AIM OF THE EXERCISE: Copy the lines below verbatim, from the first line of the entries through the line containing "sidebar-item[interactable]: 4、销售净利率分析(深色) (0, 410, 260, 450)", including both.

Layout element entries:
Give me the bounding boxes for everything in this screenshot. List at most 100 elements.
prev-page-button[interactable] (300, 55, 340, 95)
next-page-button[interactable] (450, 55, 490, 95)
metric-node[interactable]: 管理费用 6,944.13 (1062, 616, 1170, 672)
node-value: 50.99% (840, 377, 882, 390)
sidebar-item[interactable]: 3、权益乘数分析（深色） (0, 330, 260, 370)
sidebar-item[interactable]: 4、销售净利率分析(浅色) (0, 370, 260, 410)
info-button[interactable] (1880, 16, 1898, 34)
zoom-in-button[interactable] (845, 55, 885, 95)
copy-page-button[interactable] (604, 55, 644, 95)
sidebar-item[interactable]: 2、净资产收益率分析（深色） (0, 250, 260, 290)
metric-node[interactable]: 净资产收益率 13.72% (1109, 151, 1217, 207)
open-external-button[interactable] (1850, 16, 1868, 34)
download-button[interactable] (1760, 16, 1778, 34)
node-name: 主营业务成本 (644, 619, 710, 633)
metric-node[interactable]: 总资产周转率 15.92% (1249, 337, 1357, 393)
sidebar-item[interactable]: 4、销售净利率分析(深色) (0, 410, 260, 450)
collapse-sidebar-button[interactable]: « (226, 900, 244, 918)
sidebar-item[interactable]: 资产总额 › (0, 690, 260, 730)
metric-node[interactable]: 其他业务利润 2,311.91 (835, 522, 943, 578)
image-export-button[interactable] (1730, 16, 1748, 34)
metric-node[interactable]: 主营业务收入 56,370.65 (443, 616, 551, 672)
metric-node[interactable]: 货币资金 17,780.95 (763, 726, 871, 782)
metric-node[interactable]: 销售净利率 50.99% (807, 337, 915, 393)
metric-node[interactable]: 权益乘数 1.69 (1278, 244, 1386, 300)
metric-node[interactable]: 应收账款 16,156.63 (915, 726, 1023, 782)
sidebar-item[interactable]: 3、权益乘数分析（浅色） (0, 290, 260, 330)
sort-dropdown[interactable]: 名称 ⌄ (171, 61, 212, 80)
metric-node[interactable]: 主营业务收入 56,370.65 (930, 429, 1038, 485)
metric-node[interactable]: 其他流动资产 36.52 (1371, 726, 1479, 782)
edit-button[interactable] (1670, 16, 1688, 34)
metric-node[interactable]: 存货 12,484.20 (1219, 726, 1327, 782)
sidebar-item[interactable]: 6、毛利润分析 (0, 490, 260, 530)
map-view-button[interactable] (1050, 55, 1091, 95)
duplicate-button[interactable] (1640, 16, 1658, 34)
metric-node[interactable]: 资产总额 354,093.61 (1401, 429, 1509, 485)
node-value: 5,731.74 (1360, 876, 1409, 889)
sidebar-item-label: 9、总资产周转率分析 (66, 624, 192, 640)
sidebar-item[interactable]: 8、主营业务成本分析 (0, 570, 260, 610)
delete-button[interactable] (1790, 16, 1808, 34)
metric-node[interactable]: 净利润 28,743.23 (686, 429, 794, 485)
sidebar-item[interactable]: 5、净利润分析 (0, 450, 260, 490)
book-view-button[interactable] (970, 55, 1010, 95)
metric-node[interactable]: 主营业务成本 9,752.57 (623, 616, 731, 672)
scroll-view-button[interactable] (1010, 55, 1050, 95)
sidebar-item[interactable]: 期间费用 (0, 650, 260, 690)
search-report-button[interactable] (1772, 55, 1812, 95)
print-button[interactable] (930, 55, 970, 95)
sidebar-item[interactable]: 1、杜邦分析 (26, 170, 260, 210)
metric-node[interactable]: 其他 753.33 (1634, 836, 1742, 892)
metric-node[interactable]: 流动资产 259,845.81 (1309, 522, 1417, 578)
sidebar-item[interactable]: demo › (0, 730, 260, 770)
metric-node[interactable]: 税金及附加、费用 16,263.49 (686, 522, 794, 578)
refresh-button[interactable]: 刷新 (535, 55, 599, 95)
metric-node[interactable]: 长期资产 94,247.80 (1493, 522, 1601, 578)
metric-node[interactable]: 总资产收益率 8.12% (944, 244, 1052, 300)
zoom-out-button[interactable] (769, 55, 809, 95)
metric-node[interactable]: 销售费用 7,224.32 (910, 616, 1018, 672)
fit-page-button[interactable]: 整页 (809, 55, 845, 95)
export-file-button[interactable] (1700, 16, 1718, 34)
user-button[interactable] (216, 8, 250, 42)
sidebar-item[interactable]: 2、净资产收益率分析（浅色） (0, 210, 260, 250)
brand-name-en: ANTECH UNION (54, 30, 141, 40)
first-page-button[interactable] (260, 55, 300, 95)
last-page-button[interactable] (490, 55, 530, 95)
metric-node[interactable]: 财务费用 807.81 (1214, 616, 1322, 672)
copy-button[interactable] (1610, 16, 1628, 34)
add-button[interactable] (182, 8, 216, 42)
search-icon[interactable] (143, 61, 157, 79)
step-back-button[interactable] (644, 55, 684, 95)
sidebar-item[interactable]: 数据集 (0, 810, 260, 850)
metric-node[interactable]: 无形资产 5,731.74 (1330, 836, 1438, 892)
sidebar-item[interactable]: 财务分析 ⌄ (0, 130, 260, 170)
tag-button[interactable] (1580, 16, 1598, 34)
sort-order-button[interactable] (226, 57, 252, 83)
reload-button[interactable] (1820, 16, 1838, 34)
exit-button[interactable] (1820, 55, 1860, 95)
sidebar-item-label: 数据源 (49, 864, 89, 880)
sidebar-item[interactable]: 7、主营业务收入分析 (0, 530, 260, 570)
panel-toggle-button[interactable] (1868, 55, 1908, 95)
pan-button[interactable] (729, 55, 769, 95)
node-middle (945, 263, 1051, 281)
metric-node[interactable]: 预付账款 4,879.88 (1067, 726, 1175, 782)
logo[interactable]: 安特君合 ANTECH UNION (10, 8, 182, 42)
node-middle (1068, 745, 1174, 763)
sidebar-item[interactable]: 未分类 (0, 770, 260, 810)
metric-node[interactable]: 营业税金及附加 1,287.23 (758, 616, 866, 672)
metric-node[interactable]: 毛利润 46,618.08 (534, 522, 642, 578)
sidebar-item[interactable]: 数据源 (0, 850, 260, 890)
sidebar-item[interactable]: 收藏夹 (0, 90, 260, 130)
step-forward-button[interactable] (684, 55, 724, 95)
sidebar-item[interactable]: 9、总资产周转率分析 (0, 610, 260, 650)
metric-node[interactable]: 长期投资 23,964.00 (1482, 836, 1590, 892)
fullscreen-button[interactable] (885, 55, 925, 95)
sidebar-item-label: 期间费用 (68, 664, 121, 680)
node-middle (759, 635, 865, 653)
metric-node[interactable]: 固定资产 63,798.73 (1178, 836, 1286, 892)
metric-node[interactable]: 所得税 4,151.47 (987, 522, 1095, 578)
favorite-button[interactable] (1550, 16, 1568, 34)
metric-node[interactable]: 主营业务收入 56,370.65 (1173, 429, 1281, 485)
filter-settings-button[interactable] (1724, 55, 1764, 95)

SOLUTION BELOW:
Give me the bounding boxes for everything in this screenshot. List at most 100 elements.
prev-page-button[interactable] (300, 55, 340, 95)
next-page-button[interactable] (450, 55, 490, 95)
metric-node[interactable]: 管理费用 6,944.13 (1062, 616, 1170, 672)
node-value: 50.99% (840, 377, 882, 390)
sidebar-item[interactable]: 3、权益乘数分析（深色） (0, 330, 260, 370)
sidebar-item[interactable]: 4、销售净利率分析(浅色) (0, 370, 260, 410)
info-button[interactable] (1880, 16, 1898, 34)
zoom-in-button[interactable] (845, 55, 885, 95)
copy-page-button[interactable] (604, 55, 644, 95)
sidebar-item[interactable]: 2、净资产收益率分析（深色） (0, 250, 260, 290)
metric-node[interactable]: 净资产收益率 13.72% (1109, 151, 1217, 207)
open-external-button[interactable] (1850, 16, 1868, 34)
download-button[interactable] (1760, 16, 1778, 34)
node-name: 主营业务成本 (644, 619, 710, 633)
metric-node[interactable]: 总资产周转率 15.92% (1249, 337, 1357, 393)
sidebar-item[interactable]: 4、销售净利率分析(深色) (0, 410, 260, 450)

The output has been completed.